- _Given instruction_:
Go through the data below line by line and count those containing the word "caída". Reply with the count only.

* begin *

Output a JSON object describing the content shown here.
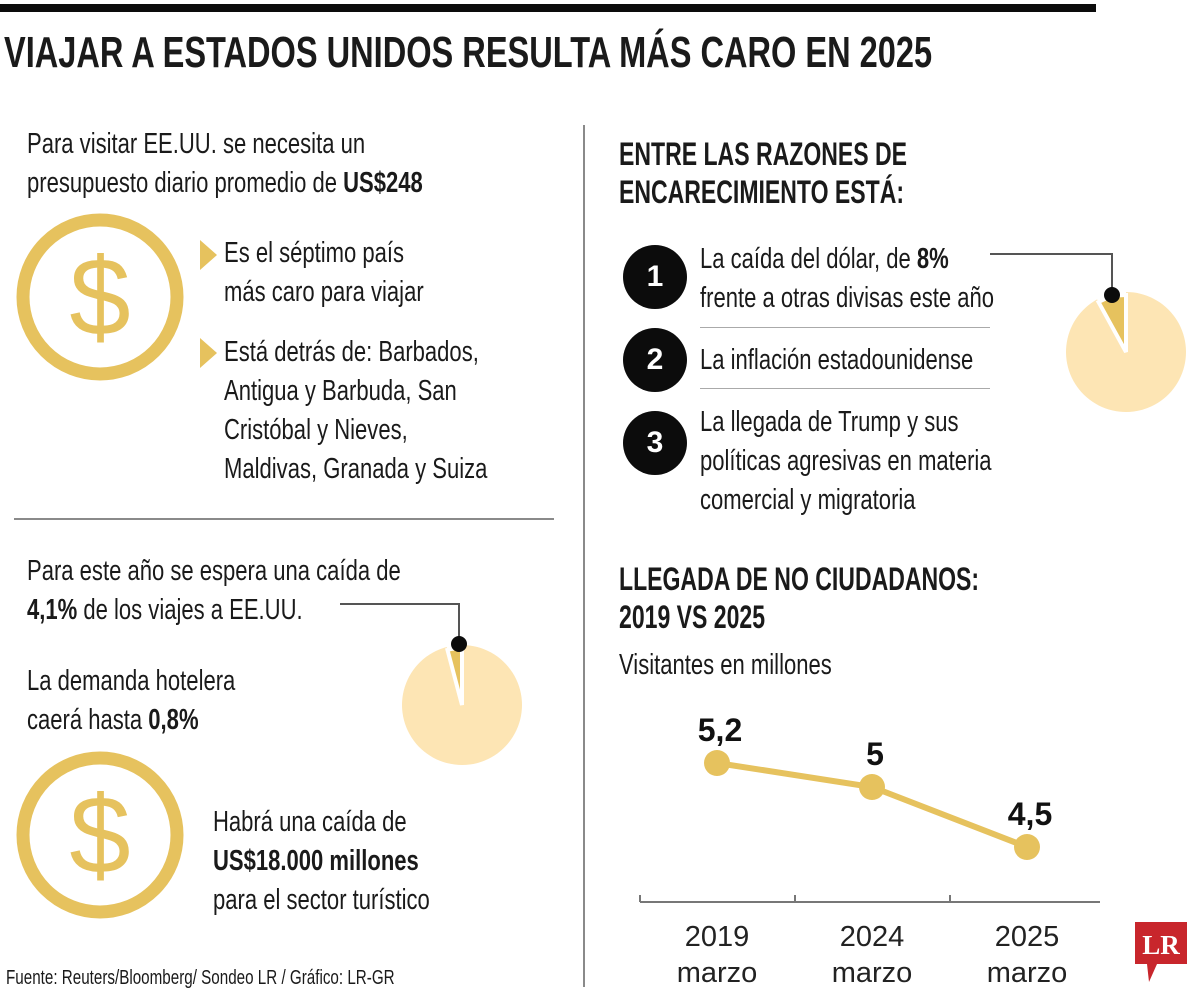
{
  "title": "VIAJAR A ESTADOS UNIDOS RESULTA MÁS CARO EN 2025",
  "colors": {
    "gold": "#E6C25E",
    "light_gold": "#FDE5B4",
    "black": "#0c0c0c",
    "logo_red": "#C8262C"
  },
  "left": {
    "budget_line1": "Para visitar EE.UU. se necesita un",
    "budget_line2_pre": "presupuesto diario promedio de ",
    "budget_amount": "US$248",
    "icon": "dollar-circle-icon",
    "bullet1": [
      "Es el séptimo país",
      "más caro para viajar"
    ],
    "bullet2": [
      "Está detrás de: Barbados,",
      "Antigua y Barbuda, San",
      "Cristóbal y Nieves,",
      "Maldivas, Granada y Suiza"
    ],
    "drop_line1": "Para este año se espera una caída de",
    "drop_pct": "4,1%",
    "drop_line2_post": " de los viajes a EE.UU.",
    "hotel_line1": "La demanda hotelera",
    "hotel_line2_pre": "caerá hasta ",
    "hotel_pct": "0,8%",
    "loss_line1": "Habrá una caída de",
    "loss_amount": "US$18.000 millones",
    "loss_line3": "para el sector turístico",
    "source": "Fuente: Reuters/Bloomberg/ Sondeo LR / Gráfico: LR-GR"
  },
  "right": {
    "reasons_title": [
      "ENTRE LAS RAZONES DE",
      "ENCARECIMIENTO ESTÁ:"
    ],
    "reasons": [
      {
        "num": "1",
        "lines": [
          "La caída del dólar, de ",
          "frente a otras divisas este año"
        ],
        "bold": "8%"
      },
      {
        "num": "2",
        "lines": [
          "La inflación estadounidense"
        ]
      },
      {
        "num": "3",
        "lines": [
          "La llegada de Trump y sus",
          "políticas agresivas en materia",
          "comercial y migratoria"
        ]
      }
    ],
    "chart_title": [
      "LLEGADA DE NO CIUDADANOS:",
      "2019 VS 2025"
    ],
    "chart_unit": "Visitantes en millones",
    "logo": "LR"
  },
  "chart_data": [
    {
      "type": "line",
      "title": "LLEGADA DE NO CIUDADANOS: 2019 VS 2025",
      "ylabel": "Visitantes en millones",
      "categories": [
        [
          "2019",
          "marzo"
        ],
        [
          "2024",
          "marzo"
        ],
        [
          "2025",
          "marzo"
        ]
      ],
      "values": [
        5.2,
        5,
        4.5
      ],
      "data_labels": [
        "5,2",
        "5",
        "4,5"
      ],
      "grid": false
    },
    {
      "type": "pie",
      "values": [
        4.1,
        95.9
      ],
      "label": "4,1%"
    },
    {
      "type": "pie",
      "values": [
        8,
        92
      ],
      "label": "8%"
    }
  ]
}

* end *

- _Answer to the exercise_:
3